>> Begin Records for processing

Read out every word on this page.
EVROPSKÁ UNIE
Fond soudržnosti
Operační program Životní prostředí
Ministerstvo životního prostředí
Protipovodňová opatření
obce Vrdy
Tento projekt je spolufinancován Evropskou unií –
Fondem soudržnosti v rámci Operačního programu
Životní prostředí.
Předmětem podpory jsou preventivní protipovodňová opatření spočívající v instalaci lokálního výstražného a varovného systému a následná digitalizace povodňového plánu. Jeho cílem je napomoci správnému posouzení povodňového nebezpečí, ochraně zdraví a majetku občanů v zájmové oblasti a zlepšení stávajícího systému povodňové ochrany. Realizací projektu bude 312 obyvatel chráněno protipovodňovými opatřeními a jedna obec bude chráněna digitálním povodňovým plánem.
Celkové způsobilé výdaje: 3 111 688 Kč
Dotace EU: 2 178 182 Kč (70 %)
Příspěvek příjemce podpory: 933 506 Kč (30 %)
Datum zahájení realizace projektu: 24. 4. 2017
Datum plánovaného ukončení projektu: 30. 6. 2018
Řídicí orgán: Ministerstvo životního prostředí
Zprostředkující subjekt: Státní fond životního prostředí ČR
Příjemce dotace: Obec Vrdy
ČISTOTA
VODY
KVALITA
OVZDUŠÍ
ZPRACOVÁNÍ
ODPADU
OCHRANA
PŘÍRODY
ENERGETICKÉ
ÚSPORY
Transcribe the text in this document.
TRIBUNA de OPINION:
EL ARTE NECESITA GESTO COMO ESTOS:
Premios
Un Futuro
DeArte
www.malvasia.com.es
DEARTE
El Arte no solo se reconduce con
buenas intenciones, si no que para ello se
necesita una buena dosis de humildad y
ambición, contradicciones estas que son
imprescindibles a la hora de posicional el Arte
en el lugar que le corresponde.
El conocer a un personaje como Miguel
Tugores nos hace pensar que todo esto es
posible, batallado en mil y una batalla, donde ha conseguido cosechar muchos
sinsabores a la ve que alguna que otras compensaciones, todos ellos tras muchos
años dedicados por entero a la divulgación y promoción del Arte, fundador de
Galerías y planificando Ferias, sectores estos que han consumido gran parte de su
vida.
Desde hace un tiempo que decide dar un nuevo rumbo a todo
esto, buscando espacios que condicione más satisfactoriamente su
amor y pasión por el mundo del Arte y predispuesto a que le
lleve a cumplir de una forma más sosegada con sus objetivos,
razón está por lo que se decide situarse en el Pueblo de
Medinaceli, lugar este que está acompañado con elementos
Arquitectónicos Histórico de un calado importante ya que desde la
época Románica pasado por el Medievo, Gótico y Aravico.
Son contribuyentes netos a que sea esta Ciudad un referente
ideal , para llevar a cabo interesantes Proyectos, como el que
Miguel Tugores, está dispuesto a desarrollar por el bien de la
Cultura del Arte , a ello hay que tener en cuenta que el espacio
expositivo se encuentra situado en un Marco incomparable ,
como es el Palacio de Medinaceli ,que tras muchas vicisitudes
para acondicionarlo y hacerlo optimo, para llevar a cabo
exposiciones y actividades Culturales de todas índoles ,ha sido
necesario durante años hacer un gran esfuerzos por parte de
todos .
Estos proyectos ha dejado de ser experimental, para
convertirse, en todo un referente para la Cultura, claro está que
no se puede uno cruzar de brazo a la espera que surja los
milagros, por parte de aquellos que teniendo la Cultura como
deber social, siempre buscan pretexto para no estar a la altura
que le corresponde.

>> End Records for processing

• **Set task**: How many lines of these entries contain "llevar"? Answer with the number and nothing else.

• **Solution**: 2